→ **AIM**
Among the lines listed below, count those that include the string "derivatives", and state only the count.

[Rows from a figure dataset]
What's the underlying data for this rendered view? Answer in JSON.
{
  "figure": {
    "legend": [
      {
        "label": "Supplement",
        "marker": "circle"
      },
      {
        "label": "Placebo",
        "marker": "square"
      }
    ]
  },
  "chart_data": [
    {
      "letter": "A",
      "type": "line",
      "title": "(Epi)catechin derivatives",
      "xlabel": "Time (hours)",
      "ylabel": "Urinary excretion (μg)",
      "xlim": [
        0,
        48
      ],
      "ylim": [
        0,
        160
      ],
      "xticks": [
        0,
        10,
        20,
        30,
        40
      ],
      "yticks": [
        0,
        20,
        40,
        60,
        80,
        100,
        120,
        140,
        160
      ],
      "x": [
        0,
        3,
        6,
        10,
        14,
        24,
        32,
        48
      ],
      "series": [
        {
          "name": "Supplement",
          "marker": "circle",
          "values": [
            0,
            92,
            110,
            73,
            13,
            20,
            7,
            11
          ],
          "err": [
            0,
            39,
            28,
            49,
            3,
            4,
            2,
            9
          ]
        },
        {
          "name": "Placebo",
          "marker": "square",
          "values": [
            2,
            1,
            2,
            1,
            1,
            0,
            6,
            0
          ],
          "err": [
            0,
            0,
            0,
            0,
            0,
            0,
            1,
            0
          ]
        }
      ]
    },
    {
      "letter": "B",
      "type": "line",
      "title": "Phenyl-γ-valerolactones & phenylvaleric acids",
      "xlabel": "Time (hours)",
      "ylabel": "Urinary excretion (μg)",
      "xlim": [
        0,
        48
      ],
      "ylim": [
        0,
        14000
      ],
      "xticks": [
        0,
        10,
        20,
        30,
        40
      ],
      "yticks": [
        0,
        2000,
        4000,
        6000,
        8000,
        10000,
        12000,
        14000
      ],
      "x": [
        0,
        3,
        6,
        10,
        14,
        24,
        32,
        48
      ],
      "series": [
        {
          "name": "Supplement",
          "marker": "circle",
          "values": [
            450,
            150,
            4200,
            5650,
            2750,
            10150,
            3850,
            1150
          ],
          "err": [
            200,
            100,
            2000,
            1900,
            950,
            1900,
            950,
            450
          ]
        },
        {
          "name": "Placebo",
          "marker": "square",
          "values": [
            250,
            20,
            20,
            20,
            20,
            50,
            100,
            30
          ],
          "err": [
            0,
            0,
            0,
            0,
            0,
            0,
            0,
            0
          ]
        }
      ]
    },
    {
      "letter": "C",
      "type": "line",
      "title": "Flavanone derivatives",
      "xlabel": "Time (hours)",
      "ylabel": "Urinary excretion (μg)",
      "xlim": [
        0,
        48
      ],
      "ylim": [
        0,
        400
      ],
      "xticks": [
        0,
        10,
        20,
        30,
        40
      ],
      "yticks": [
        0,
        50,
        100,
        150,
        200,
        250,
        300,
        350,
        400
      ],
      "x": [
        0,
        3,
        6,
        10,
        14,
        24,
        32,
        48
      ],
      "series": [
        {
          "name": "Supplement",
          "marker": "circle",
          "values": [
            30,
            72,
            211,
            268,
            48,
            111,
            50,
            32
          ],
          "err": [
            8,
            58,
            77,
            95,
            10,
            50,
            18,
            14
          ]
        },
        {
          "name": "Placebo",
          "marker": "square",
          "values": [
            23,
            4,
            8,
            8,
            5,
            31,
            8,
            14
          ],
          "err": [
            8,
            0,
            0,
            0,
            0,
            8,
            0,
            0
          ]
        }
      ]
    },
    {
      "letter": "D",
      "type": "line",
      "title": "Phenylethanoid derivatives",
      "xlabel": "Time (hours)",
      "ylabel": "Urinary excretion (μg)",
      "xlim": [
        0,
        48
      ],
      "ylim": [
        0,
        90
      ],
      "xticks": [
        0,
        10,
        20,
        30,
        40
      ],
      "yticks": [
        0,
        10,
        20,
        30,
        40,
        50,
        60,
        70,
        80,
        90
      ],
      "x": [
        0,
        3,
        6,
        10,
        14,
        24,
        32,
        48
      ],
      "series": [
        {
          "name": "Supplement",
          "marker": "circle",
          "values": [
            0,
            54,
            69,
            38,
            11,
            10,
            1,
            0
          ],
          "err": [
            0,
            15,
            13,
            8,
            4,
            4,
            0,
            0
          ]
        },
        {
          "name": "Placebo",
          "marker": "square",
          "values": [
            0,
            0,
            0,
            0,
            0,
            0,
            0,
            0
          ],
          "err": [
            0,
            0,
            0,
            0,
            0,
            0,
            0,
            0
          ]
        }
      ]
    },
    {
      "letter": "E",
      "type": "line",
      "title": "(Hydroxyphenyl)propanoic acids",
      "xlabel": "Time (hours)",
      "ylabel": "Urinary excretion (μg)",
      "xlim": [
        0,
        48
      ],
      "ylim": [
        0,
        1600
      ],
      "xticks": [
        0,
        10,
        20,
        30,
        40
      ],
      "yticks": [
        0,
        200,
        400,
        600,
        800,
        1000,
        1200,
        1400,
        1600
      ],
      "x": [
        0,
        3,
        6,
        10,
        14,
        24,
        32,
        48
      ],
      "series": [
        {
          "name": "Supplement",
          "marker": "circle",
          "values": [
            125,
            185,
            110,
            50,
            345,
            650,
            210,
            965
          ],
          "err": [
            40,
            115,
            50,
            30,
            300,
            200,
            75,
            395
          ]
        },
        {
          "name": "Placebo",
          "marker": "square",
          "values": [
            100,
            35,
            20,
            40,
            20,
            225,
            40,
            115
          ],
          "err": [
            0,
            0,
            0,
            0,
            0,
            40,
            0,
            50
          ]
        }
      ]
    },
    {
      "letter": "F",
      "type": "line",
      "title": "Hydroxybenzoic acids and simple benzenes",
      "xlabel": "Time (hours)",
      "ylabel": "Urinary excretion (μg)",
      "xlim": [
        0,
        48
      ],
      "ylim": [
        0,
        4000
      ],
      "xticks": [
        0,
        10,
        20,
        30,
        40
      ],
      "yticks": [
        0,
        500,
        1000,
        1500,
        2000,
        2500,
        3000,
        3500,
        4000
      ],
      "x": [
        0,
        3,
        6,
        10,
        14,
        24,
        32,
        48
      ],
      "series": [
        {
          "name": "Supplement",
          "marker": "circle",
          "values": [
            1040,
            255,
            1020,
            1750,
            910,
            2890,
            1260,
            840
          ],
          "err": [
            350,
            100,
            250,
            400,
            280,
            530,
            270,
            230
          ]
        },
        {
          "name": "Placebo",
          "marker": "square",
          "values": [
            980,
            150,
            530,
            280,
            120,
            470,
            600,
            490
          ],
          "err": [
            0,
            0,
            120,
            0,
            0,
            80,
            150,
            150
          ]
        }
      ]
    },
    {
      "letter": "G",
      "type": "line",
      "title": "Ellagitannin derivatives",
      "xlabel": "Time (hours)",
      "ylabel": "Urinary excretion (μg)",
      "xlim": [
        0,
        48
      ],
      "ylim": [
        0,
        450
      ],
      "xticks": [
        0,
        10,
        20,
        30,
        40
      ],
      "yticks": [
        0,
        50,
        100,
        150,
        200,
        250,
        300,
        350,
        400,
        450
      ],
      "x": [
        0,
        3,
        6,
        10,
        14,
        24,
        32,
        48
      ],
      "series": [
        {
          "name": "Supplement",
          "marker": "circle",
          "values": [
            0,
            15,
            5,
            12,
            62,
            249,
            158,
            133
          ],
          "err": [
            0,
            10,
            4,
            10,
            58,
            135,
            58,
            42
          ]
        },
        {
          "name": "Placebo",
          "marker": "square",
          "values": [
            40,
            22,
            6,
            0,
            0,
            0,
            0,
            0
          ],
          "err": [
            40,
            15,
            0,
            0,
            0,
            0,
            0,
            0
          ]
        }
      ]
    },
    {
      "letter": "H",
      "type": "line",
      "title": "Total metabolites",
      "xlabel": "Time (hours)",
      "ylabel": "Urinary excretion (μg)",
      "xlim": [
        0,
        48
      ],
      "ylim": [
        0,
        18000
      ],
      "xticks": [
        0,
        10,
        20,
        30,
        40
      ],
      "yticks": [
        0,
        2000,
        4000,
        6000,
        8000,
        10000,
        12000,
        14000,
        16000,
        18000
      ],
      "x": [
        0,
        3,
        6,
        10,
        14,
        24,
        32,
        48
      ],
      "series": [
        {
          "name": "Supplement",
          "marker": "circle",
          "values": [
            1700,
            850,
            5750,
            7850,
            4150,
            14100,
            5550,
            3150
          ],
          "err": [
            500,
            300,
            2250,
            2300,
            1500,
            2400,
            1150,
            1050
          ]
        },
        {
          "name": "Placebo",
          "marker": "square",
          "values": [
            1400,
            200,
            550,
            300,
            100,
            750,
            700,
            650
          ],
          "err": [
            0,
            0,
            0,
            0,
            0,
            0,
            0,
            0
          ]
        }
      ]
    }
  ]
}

→ **ANSWER TO THE PROBLEM**
4